Entries from a dataset
━━━━━━━━━━━━━━━━━━━━━━━━━━━━━━

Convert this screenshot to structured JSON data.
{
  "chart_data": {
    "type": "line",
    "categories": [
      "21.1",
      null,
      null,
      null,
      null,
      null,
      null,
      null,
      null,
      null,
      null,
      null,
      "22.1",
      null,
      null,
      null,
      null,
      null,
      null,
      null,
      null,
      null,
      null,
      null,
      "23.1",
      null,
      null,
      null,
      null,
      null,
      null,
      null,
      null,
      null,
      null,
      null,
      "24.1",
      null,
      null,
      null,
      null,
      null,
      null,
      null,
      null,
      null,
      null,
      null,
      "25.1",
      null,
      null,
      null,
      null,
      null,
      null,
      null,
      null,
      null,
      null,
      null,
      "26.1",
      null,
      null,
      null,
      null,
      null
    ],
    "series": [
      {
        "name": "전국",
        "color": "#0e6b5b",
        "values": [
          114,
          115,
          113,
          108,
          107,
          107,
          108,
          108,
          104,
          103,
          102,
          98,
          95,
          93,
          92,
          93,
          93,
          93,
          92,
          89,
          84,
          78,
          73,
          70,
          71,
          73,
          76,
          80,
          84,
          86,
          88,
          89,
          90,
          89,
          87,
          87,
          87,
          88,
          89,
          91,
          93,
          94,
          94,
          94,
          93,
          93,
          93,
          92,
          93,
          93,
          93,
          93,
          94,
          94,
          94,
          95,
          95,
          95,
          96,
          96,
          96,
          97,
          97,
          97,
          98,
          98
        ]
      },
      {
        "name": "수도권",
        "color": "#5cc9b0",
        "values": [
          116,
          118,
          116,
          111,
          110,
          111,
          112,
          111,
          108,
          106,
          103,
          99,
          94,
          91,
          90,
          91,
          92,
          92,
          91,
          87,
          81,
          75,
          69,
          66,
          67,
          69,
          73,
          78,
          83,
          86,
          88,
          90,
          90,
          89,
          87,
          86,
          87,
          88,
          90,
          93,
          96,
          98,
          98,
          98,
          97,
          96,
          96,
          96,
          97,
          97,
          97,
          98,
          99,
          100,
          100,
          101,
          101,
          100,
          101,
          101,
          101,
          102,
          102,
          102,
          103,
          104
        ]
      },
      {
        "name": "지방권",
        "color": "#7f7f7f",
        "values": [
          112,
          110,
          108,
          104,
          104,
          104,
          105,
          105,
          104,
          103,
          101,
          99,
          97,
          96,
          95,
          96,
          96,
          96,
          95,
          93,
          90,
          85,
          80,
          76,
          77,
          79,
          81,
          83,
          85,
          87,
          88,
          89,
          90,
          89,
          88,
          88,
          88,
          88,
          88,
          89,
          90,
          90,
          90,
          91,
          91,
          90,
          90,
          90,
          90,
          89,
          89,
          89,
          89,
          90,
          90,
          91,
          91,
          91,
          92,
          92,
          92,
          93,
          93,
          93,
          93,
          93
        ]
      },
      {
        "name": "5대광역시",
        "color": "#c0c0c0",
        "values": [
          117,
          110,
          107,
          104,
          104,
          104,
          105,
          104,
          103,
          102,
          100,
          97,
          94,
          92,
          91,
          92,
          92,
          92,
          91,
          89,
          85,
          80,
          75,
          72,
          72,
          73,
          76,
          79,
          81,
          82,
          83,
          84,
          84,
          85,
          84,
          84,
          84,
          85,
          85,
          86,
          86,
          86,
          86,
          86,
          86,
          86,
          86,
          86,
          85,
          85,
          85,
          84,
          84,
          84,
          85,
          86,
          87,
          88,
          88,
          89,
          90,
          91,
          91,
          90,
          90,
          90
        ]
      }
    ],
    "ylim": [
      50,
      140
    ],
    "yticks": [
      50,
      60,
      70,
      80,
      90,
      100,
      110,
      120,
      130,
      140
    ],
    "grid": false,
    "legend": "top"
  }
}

━━━━━━━━━━━━━━━━━━━━━━━━━━━━━━

Exercise task. Reply with one number: the count of lines in the entries that include the word "color".

Solution for this problem. 4